----- RECORDS SHOWN

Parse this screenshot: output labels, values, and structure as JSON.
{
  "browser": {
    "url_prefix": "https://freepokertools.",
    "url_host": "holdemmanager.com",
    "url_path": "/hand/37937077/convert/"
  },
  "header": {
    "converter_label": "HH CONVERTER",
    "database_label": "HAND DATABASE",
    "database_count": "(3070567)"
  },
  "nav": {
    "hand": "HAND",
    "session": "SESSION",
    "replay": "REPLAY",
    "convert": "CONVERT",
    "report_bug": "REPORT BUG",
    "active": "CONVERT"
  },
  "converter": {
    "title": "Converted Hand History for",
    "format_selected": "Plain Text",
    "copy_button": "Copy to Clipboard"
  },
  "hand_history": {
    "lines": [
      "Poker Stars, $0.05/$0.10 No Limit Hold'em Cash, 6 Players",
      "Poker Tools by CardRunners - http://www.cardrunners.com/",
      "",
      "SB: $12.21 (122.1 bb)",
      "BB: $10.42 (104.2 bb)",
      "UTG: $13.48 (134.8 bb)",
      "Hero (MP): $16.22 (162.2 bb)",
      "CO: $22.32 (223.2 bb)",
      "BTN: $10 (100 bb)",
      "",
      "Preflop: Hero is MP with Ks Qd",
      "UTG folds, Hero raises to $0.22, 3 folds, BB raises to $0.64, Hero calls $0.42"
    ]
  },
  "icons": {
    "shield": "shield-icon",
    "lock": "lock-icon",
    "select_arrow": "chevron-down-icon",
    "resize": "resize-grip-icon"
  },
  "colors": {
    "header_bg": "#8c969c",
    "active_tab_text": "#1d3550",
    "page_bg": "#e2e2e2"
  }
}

----------

TASK STATEMENT -> What is the number of lines above that contain the string "Hero"? Answer with the number alone.

FINISHED TASK -> 3